» **Requirement**: Each record below is to be copied word for word, with pictures removed.

» **Records for the task**:
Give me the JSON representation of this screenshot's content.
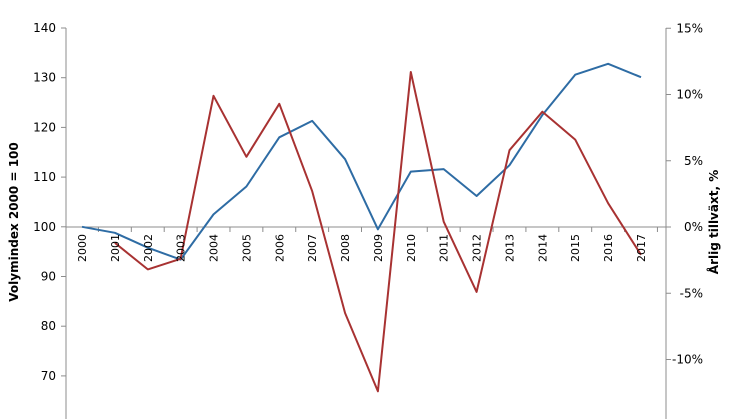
{
  "chart_data": {
    "type": "line",
    "title": "",
    "x": [
      "2000",
      "2001",
      "2002",
      "2003",
      "2004",
      "2005",
      "2006",
      "2007",
      "2008",
      "2009",
      "2010",
      "2011",
      "2012",
      "2013",
      "2014",
      "2015",
      "2016",
      "2017"
    ],
    "ylabel_left": "Volymindex 2000 = 100",
    "ylabel_right": "Årlig tillväxt, %",
    "ylim_left": [
      60,
      140
    ],
    "yticks_left": [
      70,
      80,
      90,
      100,
      110,
      120,
      130,
      140
    ],
    "ylim_right": [
      -15,
      15
    ],
    "yticks_right": [
      -10,
      -5,
      0,
      5,
      10,
      15
    ],
    "yticklabels_right": [
      "-10%",
      "-5%",
      "0%",
      "5%",
      "10%",
      "15%"
    ],
    "grid": false,
    "legend": "none",
    "series": [
      {
        "axis": "left",
        "color": "#2e6ca4",
        "values": [
          100,
          98.8,
          95.8,
          93.4,
          102.5,
          108.1,
          118.0,
          121.3,
          113.6,
          99.5,
          111.1,
          111.6,
          106.2,
          112.4,
          122.5,
          130.6,
          132.8,
          130.1
        ]
      },
      {
        "axis": "right",
        "color": "#a83232",
        "values": [
          null,
          -1.2,
          -3.2,
          -2.4,
          9.9,
          5.3,
          9.3,
          2.7,
          -6.5,
          -12.4,
          11.7,
          0.4,
          -4.9,
          5.8,
          8.7,
          6.6,
          1.8,
          -2.1
        ]
      }
    ]
  }
}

» **The response**:
Give me the JSON representation of this screenshot's content.
{
  "chart_data": {
    "type": "line",
    "title": "",
    "x": [
      "2000",
      "2001",
      "2002",
      "2003",
      "2004",
      "2005",
      "2006",
      "2007",
      "2008",
      "2009",
      "2010",
      "2011",
      "2012",
      "2013",
      "2014",
      "2015",
      "2016",
      "2017"
    ],
    "ylabel_left": "Volymindex 2000 = 100",
    "ylabel_right": "Årlig tillväxt, %",
    "ylim_left": [
      60,
      140
    ],
    "yticks_left": [
      70,
      80,
      90,
      100,
      110,
      120,
      130,
      140
    ],
    "ylim_right": [
      -15,
      15
    ],
    "yticks_right": [
      -10,
      -5,
      0,
      5,
      10,
      15
    ],
    "yticklabels_right": [
      "-10%",
      "-5%",
      "0%",
      "5%",
      "10%",
      "15%"
    ],
    "grid": false,
    "legend": "none",
    "series": [
      {
        "axis": "left",
        "color": "#2e6ca4",
        "values": [
          100,
          98.8,
          95.8,
          93.4,
          102.5,
          108.1,
          118.0,
          121.3,
          113.6,
          99.5,
          111.1,
          111.6,
          106.2,
          112.4,
          122.5,
          130.6,
          132.8,
          130.1
        ]
      },
      {
        "axis": "right",
        "color": "#a83232",
        "values": [
          null,
          -1.2,
          -3.2,
          -2.4,
          9.9,
          5.3,
          9.3,
          2.7,
          -6.5,
          -12.4,
          11.7,
          0.4,
          -4.9,
          5.8,
          8.7,
          6.6,
          1.8,
          -2.1
        ]
      }
    ]
  }
}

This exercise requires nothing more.